Search the listing below for the word "this" and copy each line that holds it.

----

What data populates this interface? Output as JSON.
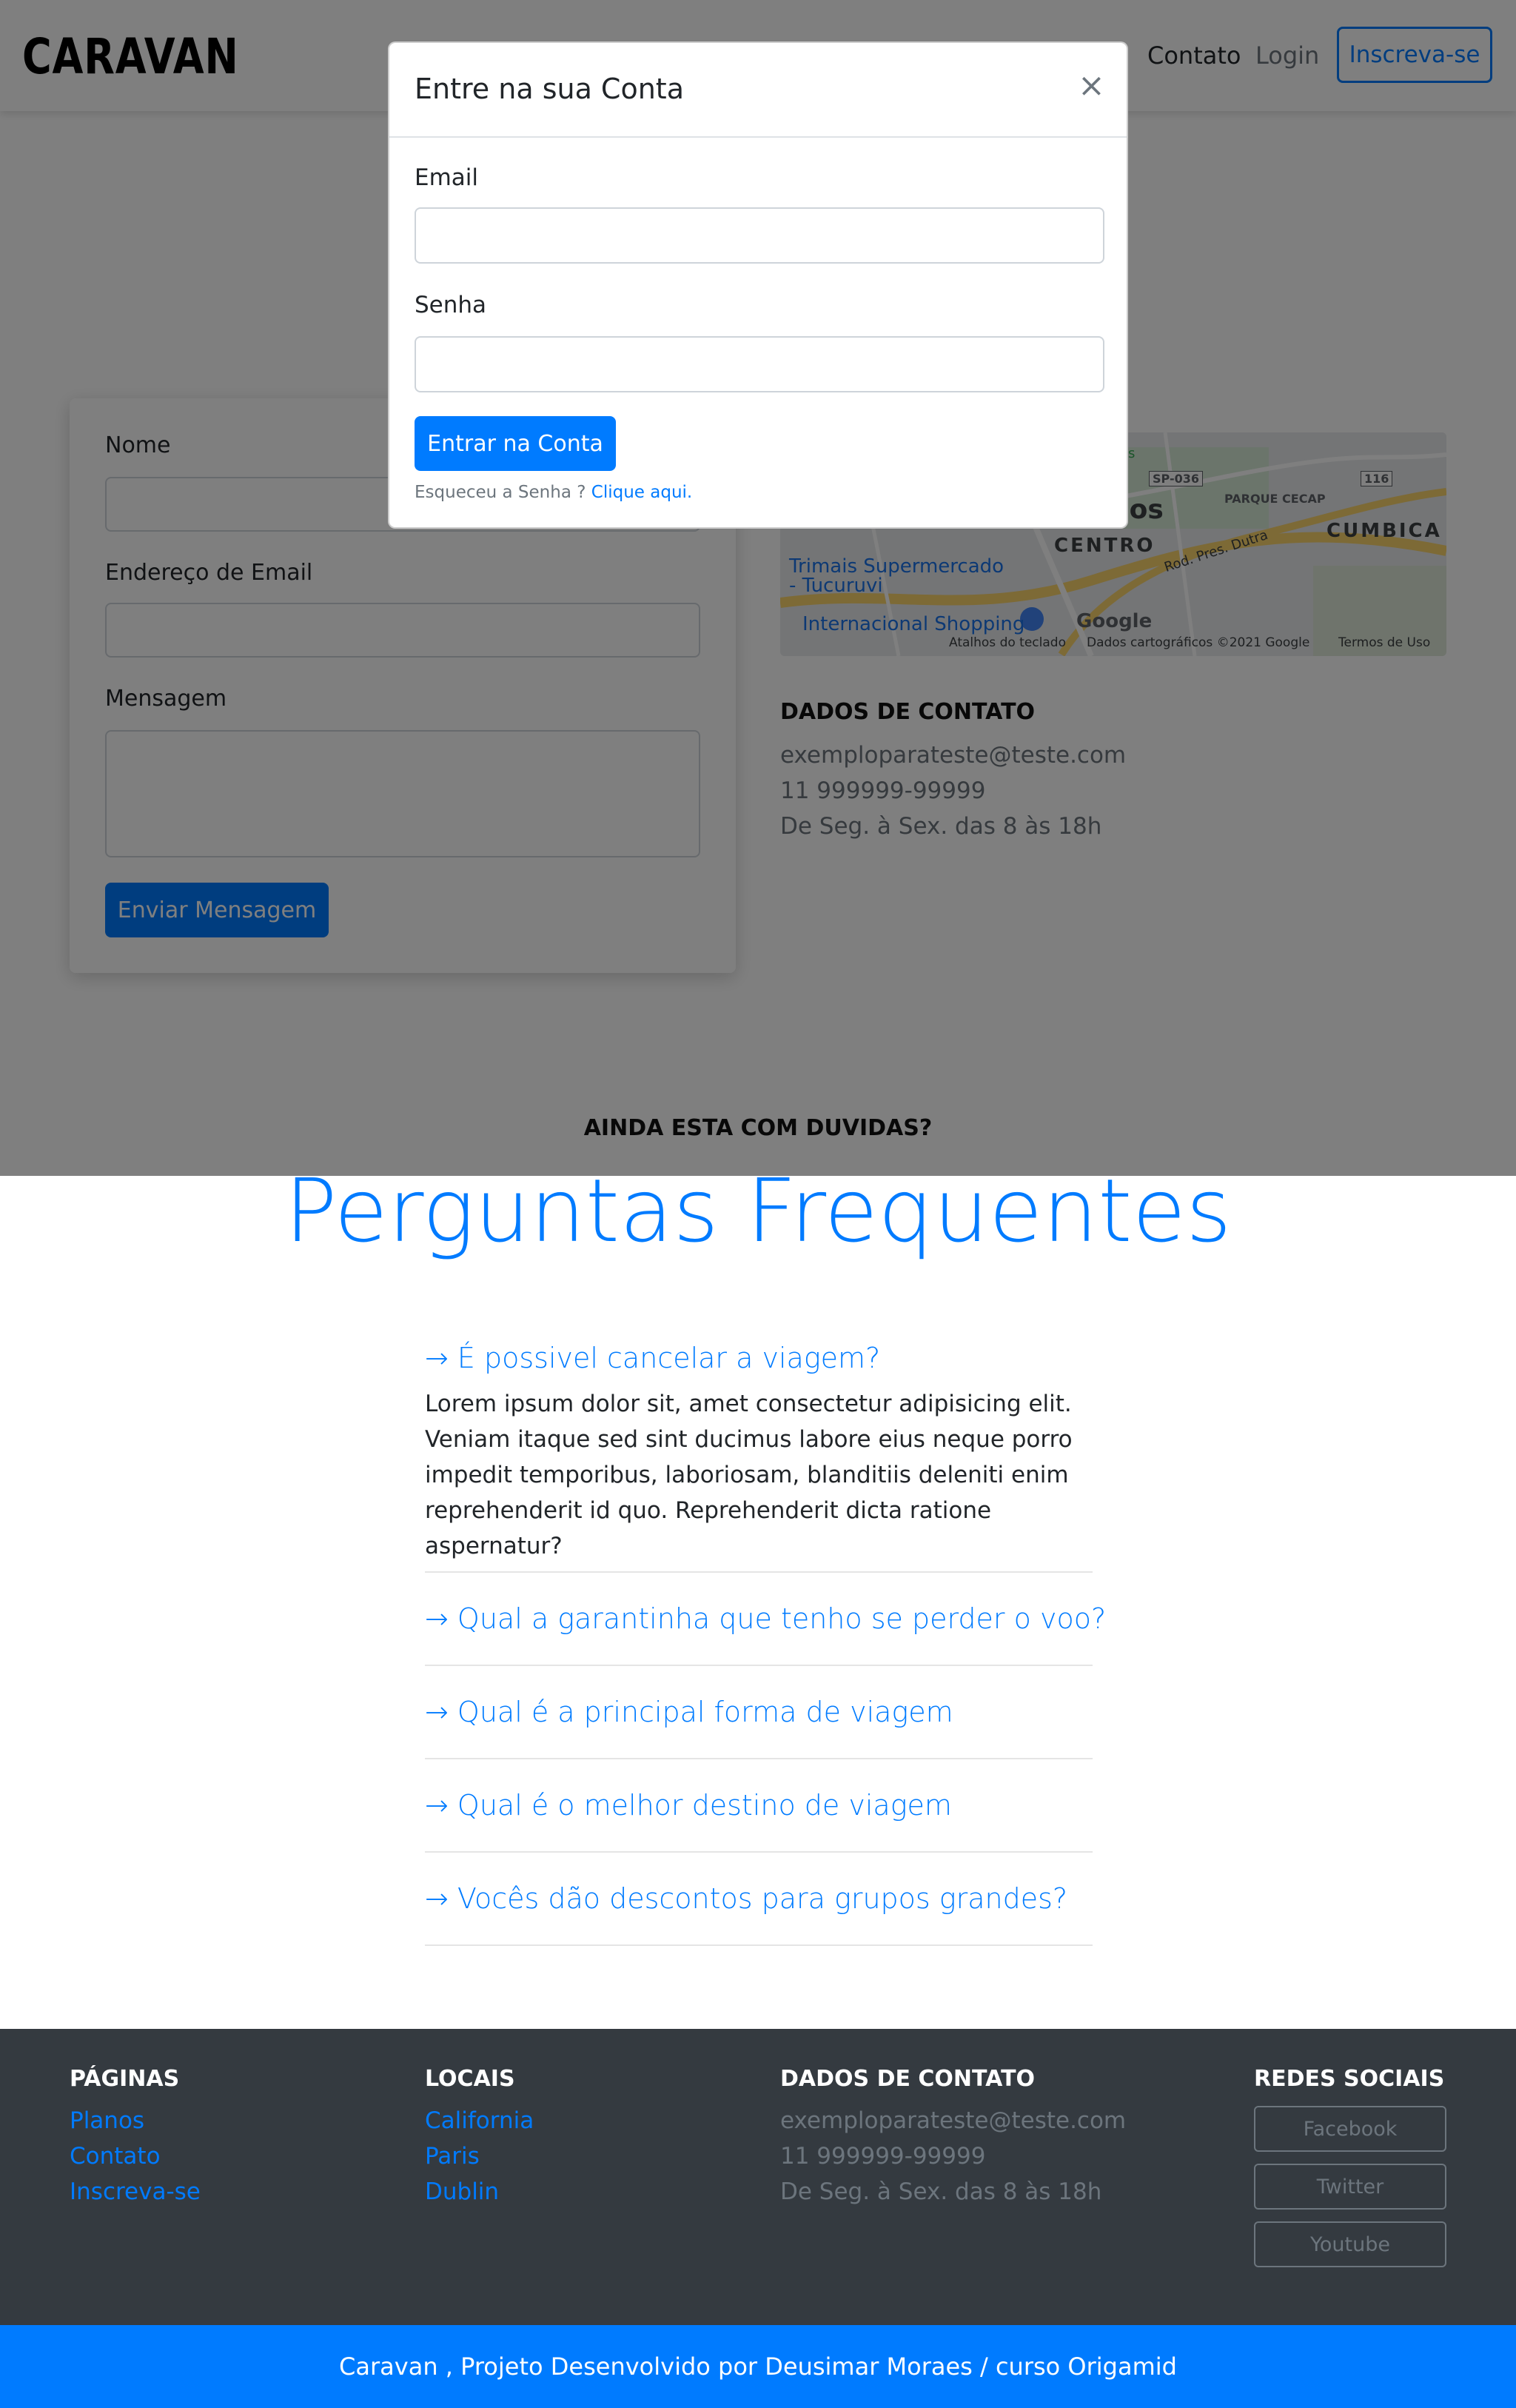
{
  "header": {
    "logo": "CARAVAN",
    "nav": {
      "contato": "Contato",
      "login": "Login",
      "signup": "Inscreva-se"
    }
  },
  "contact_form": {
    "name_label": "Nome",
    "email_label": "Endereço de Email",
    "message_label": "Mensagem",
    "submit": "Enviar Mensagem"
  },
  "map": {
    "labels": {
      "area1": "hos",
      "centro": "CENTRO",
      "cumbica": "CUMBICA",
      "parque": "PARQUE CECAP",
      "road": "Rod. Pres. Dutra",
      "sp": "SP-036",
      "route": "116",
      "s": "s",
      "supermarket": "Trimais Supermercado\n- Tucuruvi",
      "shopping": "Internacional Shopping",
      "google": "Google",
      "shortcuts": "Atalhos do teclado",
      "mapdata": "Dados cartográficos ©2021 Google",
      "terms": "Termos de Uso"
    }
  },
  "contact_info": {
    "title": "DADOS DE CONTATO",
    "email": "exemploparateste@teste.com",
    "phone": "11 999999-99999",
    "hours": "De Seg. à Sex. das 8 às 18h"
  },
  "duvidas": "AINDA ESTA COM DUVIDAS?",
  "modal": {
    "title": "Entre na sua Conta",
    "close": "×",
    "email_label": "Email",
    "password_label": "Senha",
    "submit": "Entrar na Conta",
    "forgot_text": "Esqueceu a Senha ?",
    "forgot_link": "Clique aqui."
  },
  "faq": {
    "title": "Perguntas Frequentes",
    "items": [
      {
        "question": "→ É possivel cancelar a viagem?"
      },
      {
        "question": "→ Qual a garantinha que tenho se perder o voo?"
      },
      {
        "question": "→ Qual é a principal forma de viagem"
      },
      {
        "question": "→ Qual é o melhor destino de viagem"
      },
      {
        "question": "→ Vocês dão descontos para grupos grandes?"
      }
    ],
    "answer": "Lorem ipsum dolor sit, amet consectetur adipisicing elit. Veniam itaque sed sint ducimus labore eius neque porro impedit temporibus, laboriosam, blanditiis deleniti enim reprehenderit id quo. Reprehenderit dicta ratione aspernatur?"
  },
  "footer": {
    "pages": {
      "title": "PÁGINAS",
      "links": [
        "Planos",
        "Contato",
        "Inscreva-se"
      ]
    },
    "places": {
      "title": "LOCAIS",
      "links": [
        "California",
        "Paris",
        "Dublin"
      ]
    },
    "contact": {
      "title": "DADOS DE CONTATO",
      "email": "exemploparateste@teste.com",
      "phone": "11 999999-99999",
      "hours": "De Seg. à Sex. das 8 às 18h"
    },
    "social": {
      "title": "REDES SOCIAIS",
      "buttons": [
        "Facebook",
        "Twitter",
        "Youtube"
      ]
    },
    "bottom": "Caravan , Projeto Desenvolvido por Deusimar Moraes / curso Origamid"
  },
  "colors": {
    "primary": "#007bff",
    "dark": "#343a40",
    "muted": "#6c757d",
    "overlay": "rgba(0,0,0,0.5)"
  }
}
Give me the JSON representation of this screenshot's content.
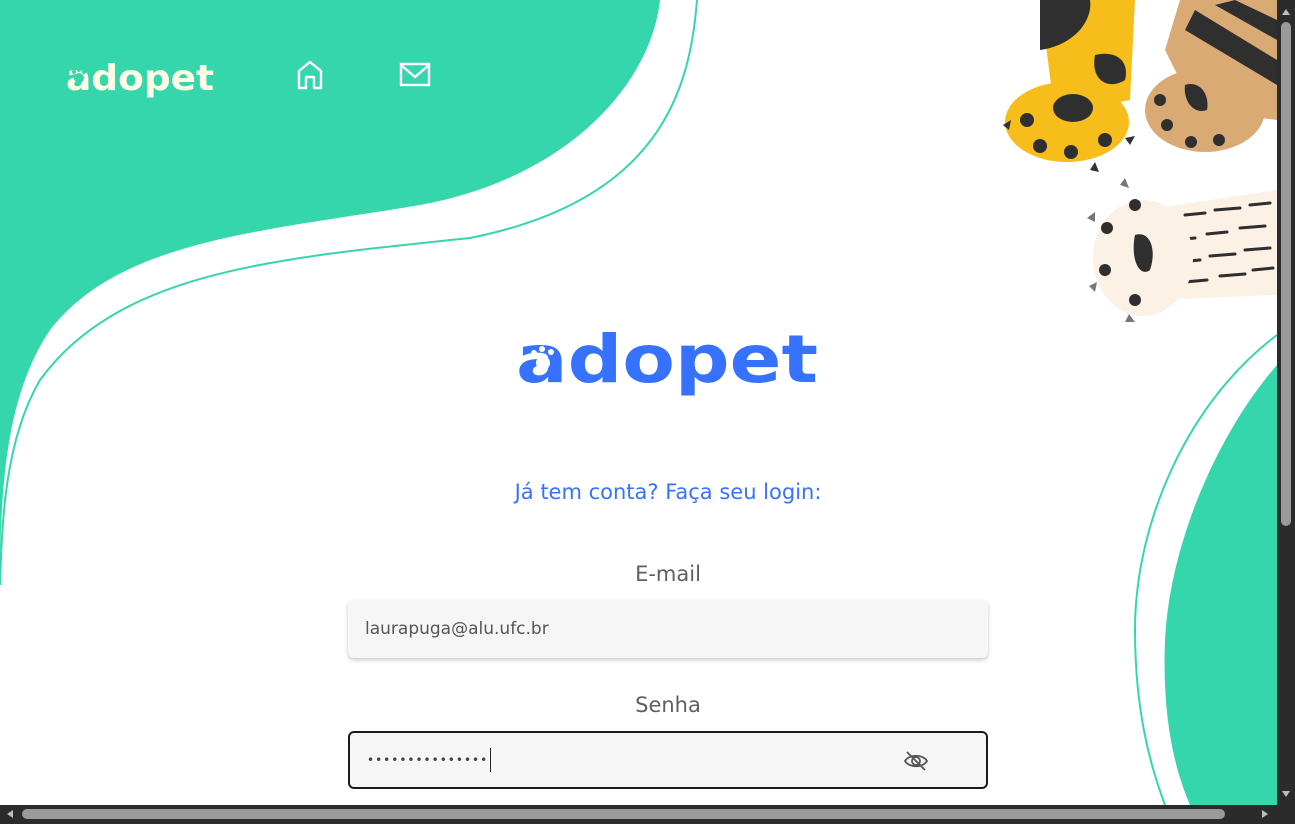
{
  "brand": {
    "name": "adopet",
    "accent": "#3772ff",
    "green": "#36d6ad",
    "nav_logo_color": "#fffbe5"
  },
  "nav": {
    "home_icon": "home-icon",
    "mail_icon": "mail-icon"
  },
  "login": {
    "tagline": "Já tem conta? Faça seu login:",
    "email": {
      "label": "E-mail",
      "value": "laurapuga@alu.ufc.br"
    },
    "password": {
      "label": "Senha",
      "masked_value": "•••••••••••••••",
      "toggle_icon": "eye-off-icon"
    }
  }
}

----

→ Task response
What data populates this interface? Output as JSON.
Give me the JSON representation of this screenshot's content.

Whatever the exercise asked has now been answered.